**EXERCISE REQUIREMENTS:** Print the entries below word for word; the pictures stay out of your copy.

**RECORDS PROVIDED:**
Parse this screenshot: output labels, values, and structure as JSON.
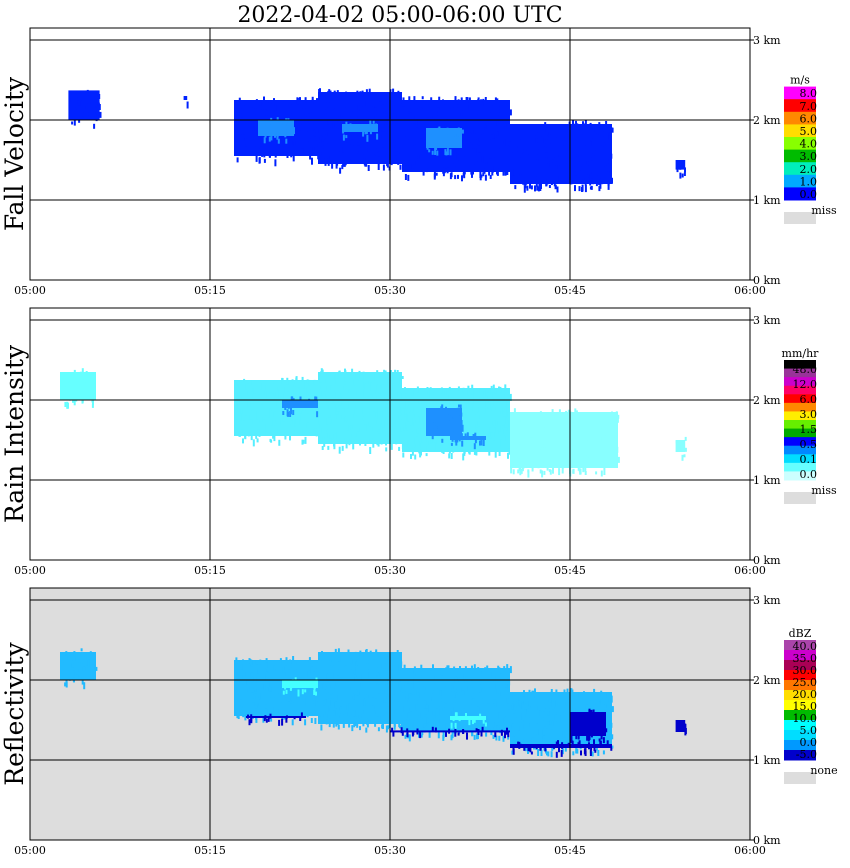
{
  "title": "2022-04-02   05:00-06:00 UTC",
  "time_ticks": [
    "05:00",
    "05:15",
    "05:30",
    "05:45",
    "06:00"
  ],
  "height_ticks": [
    "0 km",
    "1 km",
    "2 km",
    "3 km"
  ],
  "chart_data": [
    {
      "type": "heatmap",
      "name": "fall-velocity",
      "ylabel": "Fall Velocity",
      "xlim": [
        "05:00",
        "06:00"
      ],
      "ylim_km": [
        0,
        3.5
      ],
      "grid": true,
      "background": "#ffffff",
      "colorbar": {
        "unit": "m/s",
        "labels": [
          "8.0",
          "7.0",
          "6.0",
          "5.0",
          "4.0",
          "3.0",
          "2.0",
          "1.0",
          "0.0"
        ],
        "colors": [
          "#ff00ff",
          "#ff0000",
          "#ff8800",
          "#ffdd00",
          "#88ff00",
          "#00bb00",
          "#00eebb",
          "#00aaff",
          "#0000ff"
        ],
        "missing_label": "miss"
      },
      "echoes": [
        {
          "t_start": 3.2,
          "t_end": 5.8,
          "base_km": 1.95,
          "top_km": 2.42,
          "color": "#0022ff"
        },
        {
          "t_start": 12.8,
          "t_end": 13.1,
          "base_km": 2.2,
          "top_km": 2.35,
          "color": "#0022ff"
        },
        {
          "t_start": 17.0,
          "t_end": 24.0,
          "base_km": 1.5,
          "top_km": 2.3,
          "color": "#0022ff"
        },
        {
          "t_start": 24.0,
          "t_end": 31.0,
          "base_km": 1.4,
          "top_km": 2.4,
          "color": "#0022ff"
        },
        {
          "t_start": 31.0,
          "t_end": 40.0,
          "base_km": 1.3,
          "top_km": 2.3,
          "color": "#0022ff"
        },
        {
          "t_start": 40.0,
          "t_end": 48.5,
          "base_km": 1.15,
          "top_km": 2.0,
          "color": "#0022ff"
        },
        {
          "t_start": 53.8,
          "t_end": 54.6,
          "base_km": 1.33,
          "top_km": 1.55,
          "color": "#0022ff"
        },
        {
          "t_start": 19.0,
          "t_end": 22.0,
          "base_km": 1.75,
          "top_km": 2.05,
          "color": "#1e90ff"
        },
        {
          "t_start": 26.0,
          "t_end": 29.0,
          "base_km": 1.8,
          "top_km": 2.0,
          "color": "#1e90ff"
        },
        {
          "t_start": 33.0,
          "t_end": 36.0,
          "base_km": 1.6,
          "top_km": 1.95,
          "color": "#1e90ff"
        }
      ]
    },
    {
      "type": "heatmap",
      "name": "rain-intensity",
      "ylabel": "Rain Intensity",
      "xlim": [
        "05:00",
        "06:00"
      ],
      "ylim_km": [
        0,
        3.5
      ],
      "grid": true,
      "background": "#ffffff",
      "colorbar": {
        "unit": "mm/hr",
        "labels": [
          "48.0",
          "12.0",
          "6.0",
          "3.0",
          "1.5",
          "0.5",
          "0.1",
          "0.0"
        ],
        "colors": [
          "#000000",
          "#993399",
          "#cc00cc",
          "#ff0066",
          "#ff0000",
          "#ff8800",
          "#ffee00",
          "#66ee00",
          "#00aa00",
          "#0000ff",
          "#0088ff",
          "#00ddff",
          "#66ffff",
          "#ccffff"
        ],
        "missing_label": "miss"
      },
      "echoes": [
        {
          "t_start": 2.5,
          "t_end": 5.5,
          "base_km": 1.95,
          "top_km": 2.4,
          "color": "#66ffff"
        },
        {
          "t_start": 17.0,
          "t_end": 24.0,
          "base_km": 1.5,
          "top_km": 2.3,
          "color": "#55eeff"
        },
        {
          "t_start": 24.0,
          "t_end": 31.0,
          "base_km": 1.4,
          "top_km": 2.4,
          "color": "#55eeff"
        },
        {
          "t_start": 31.0,
          "t_end": 40.0,
          "base_km": 1.3,
          "top_km": 2.2,
          "color": "#55eeff"
        },
        {
          "t_start": 40.0,
          "t_end": 49.0,
          "base_km": 1.1,
          "top_km": 1.9,
          "color": "#88ffff"
        },
        {
          "t_start": 53.8,
          "t_end": 54.6,
          "base_km": 1.3,
          "top_km": 1.55,
          "color": "#88ffff"
        },
        {
          "t_start": 21.0,
          "t_end": 24.0,
          "base_km": 1.85,
          "top_km": 2.05,
          "color": "#1e90ff"
        },
        {
          "t_start": 33.0,
          "t_end": 36.0,
          "base_km": 1.5,
          "top_km": 1.95,
          "color": "#1e90ff"
        },
        {
          "t_start": 35.0,
          "t_end": 38.0,
          "base_km": 1.45,
          "top_km": 1.6,
          "color": "#1e90ff"
        }
      ]
    },
    {
      "type": "heatmap",
      "name": "reflectivity",
      "ylabel": "Reflectivity",
      "xlim": [
        "05:00",
        "06:00"
      ],
      "ylim_km": [
        0,
        3.5
      ],
      "grid": true,
      "background": "#dddddd",
      "colorbar": {
        "unit": "dBZ",
        "labels": [
          "40.0",
          "35.0",
          "30.0",
          "25.0",
          "20.0",
          "15.0",
          "10.0",
          "5.0",
          "0.0",
          "-5.0"
        ],
        "colors": [
          "#aa44aa",
          "#cc00cc",
          "#aa0055",
          "#ff0000",
          "#ff7700",
          "#ffdd00",
          "#ffff00",
          "#00bb00",
          "#00ffff",
          "#00ddff",
          "#0099ff",
          "#0000cc"
        ],
        "missing_label": "none"
      },
      "echoes": [
        {
          "t_start": 2.5,
          "t_end": 5.5,
          "base_km": 1.95,
          "top_km": 2.4,
          "color": "#22bbff"
        },
        {
          "t_start": 17.0,
          "t_end": 24.0,
          "base_km": 1.5,
          "top_km": 2.3,
          "color": "#22bbff"
        },
        {
          "t_start": 24.0,
          "t_end": 31.0,
          "base_km": 1.4,
          "top_km": 2.4,
          "color": "#22bbff"
        },
        {
          "t_start": 31.0,
          "t_end": 40.0,
          "base_km": 1.3,
          "top_km": 2.2,
          "color": "#22bbff"
        },
        {
          "t_start": 40.0,
          "t_end": 48.5,
          "base_km": 1.1,
          "top_km": 1.9,
          "color": "#22bbff"
        },
        {
          "t_start": 18.0,
          "t_end": 23.0,
          "base_km": 1.5,
          "top_km": 1.6,
          "color": "#0000cc"
        },
        {
          "t_start": 30.0,
          "t_end": 40.0,
          "base_km": 1.33,
          "top_km": 1.42,
          "color": "#0000cc"
        },
        {
          "t_start": 40.0,
          "t_end": 48.5,
          "base_km": 1.1,
          "top_km": 1.25,
          "color": "#0000cc"
        },
        {
          "t_start": 45.0,
          "t_end": 48.0,
          "base_km": 1.25,
          "top_km": 1.65,
          "color": "#0000cc"
        },
        {
          "t_start": 53.8,
          "t_end": 54.6,
          "base_km": 1.3,
          "top_km": 1.55,
          "color": "#0000cc"
        },
        {
          "t_start": 21.0,
          "t_end": 24.0,
          "base_km": 1.85,
          "top_km": 2.05,
          "color": "#44ffff"
        },
        {
          "t_start": 35.0,
          "t_end": 38.0,
          "base_km": 1.45,
          "top_km": 1.6,
          "color": "#44ffff"
        }
      ]
    }
  ]
}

**WRITTEN ANSWER:**
Parse this screenshot: output labels, values, and structure as JSON.
{
  "title": "2022-04-02   05:00-06:00 UTC",
  "time_ticks": [
    "05:00",
    "05:15",
    "05:30",
    "05:45",
    "06:00"
  ],
  "height_ticks": [
    "0 km",
    "1 km",
    "2 km",
    "3 km"
  ],
  "chart_data": [
    {
      "type": "heatmap",
      "name": "fall-velocity",
      "ylabel": "Fall Velocity",
      "xlim": [
        "05:00",
        "06:00"
      ],
      "ylim_km": [
        0,
        3.5
      ],
      "grid": true,
      "background": "#ffffff",
      "colorbar": {
        "unit": "m/s",
        "labels": [
          "8.0",
          "7.0",
          "6.0",
          "5.0",
          "4.0",
          "3.0",
          "2.0",
          "1.0",
          "0.0"
        ],
        "colors": [
          "#ff00ff",
          "#ff0000",
          "#ff8800",
          "#ffdd00",
          "#88ff00",
          "#00bb00",
          "#00eebb",
          "#00aaff",
          "#0000ff"
        ],
        "missing_label": "miss"
      },
      "echoes": [
        {
          "t_start": 3.2,
          "t_end": 5.8,
          "base_km": 1.95,
          "top_km": 2.42,
          "color": "#0022ff"
        },
        {
          "t_start": 12.8,
          "t_end": 13.1,
          "base_km": 2.2,
          "top_km": 2.35,
          "color": "#0022ff"
        },
        {
          "t_start": 17.0,
          "t_end": 24.0,
          "base_km": 1.5,
          "top_km": 2.3,
          "color": "#0022ff"
        },
        {
          "t_start": 24.0,
          "t_end": 31.0,
          "base_km": 1.4,
          "top_km": 2.4,
          "color": "#0022ff"
        },
        {
          "t_start": 31.0,
          "t_end": 40.0,
          "base_km": 1.3,
          "top_km": 2.3,
          "color": "#0022ff"
        },
        {
          "t_start": 40.0,
          "t_end": 48.5,
          "base_km": 1.15,
          "top_km": 2.0,
          "color": "#0022ff"
        },
        {
          "t_start": 53.8,
          "t_end": 54.6,
          "base_km": 1.33,
          "top_km": 1.55,
          "color": "#0022ff"
        },
        {
          "t_start": 19.0,
          "t_end": 22.0,
          "base_km": 1.75,
          "top_km": 2.05,
          "color": "#1e90ff"
        },
        {
          "t_start": 26.0,
          "t_end": 29.0,
          "base_km": 1.8,
          "top_km": 2.0,
          "color": "#1e90ff"
        },
        {
          "t_start": 33.0,
          "t_end": 36.0,
          "base_km": 1.6,
          "top_km": 1.95,
          "color": "#1e90ff"
        }
      ]
    },
    {
      "type": "heatmap",
      "name": "rain-intensity",
      "ylabel": "Rain Intensity",
      "xlim": [
        "05:00",
        "06:00"
      ],
      "ylim_km": [
        0,
        3.5
      ],
      "grid": true,
      "background": "#ffffff",
      "colorbar": {
        "unit": "mm/hr",
        "labels": [
          "48.0",
          "12.0",
          "6.0",
          "3.0",
          "1.5",
          "0.5",
          "0.1",
          "0.0"
        ],
        "colors": [
          "#000000",
          "#993399",
          "#cc00cc",
          "#ff0066",
          "#ff0000",
          "#ff8800",
          "#ffee00",
          "#66ee00",
          "#00aa00",
          "#0000ff",
          "#0088ff",
          "#00ddff",
          "#66ffff",
          "#ccffff"
        ],
        "missing_label": "miss"
      },
      "echoes": [
        {
          "t_start": 2.5,
          "t_end": 5.5,
          "base_km": 1.95,
          "top_km": 2.4,
          "color": "#66ffff"
        },
        {
          "t_start": 17.0,
          "t_end": 24.0,
          "base_km": 1.5,
          "top_km": 2.3,
          "color": "#55eeff"
        },
        {
          "t_start": 24.0,
          "t_end": 31.0,
          "base_km": 1.4,
          "top_km": 2.4,
          "color": "#55eeff"
        },
        {
          "t_start": 31.0,
          "t_end": 40.0,
          "base_km": 1.3,
          "top_km": 2.2,
          "color": "#55eeff"
        },
        {
          "t_start": 40.0,
          "t_end": 49.0,
          "base_km": 1.1,
          "top_km": 1.9,
          "color": "#88ffff"
        },
        {
          "t_start": 53.8,
          "t_end": 54.6,
          "base_km": 1.3,
          "top_km": 1.55,
          "color": "#88ffff"
        },
        {
          "t_start": 21.0,
          "t_end": 24.0,
          "base_km": 1.85,
          "top_km": 2.05,
          "color": "#1e90ff"
        },
        {
          "t_start": 33.0,
          "t_end": 36.0,
          "base_km": 1.5,
          "top_km": 1.95,
          "color": "#1e90ff"
        },
        {
          "t_start": 35.0,
          "t_end": 38.0,
          "base_km": 1.45,
          "top_km": 1.6,
          "color": "#1e90ff"
        }
      ]
    },
    {
      "type": "heatmap",
      "name": "reflectivity",
      "ylabel": "Reflectivity",
      "xlim": [
        "05:00",
        "06:00"
      ],
      "ylim_km": [
        0,
        3.5
      ],
      "grid": true,
      "background": "#dddddd",
      "colorbar": {
        "unit": "dBZ",
        "labels": [
          "40.0",
          "35.0",
          "30.0",
          "25.0",
          "20.0",
          "15.0",
          "10.0",
          "5.0",
          "0.0",
          "-5.0"
        ],
        "colors": [
          "#aa44aa",
          "#cc00cc",
          "#aa0055",
          "#ff0000",
          "#ff7700",
          "#ffdd00",
          "#ffff00",
          "#00bb00",
          "#00ffff",
          "#00ddff",
          "#0099ff",
          "#0000cc"
        ],
        "missing_label": "none"
      },
      "echoes": [
        {
          "t_start": 2.5,
          "t_end": 5.5,
          "base_km": 1.95,
          "top_km": 2.4,
          "color": "#22bbff"
        },
        {
          "t_start": 17.0,
          "t_end": 24.0,
          "base_km": 1.5,
          "top_km": 2.3,
          "color": "#22bbff"
        },
        {
          "t_start": 24.0,
          "t_end": 31.0,
          "base_km": 1.4,
          "top_km": 2.4,
          "color": "#22bbff"
        },
        {
          "t_start": 31.0,
          "t_end": 40.0,
          "base_km": 1.3,
          "top_km": 2.2,
          "color": "#22bbff"
        },
        {
          "t_start": 40.0,
          "t_end": 48.5,
          "base_km": 1.1,
          "top_km": 1.9,
          "color": "#22bbff"
        },
        {
          "t_start": 18.0,
          "t_end": 23.0,
          "base_km": 1.5,
          "top_km": 1.6,
          "color": "#0000cc"
        },
        {
          "t_start": 30.0,
          "t_end": 40.0,
          "base_km": 1.33,
          "top_km": 1.42,
          "color": "#0000cc"
        },
        {
          "t_start": 40.0,
          "t_end": 48.5,
          "base_km": 1.1,
          "top_km": 1.25,
          "color": "#0000cc"
        },
        {
          "t_start": 45.0,
          "t_end": 48.0,
          "base_km": 1.25,
          "top_km": 1.65,
          "color": "#0000cc"
        },
        {
          "t_start": 53.8,
          "t_end": 54.6,
          "base_km": 1.3,
          "top_km": 1.55,
          "color": "#0000cc"
        },
        {
          "t_start": 21.0,
          "t_end": 24.0,
          "base_km": 1.85,
          "top_km": 2.05,
          "color": "#44ffff"
        },
        {
          "t_start": 35.0,
          "t_end": 38.0,
          "base_km": 1.45,
          "top_km": 1.6,
          "color": "#44ffff"
        }
      ]
    }
  ]
}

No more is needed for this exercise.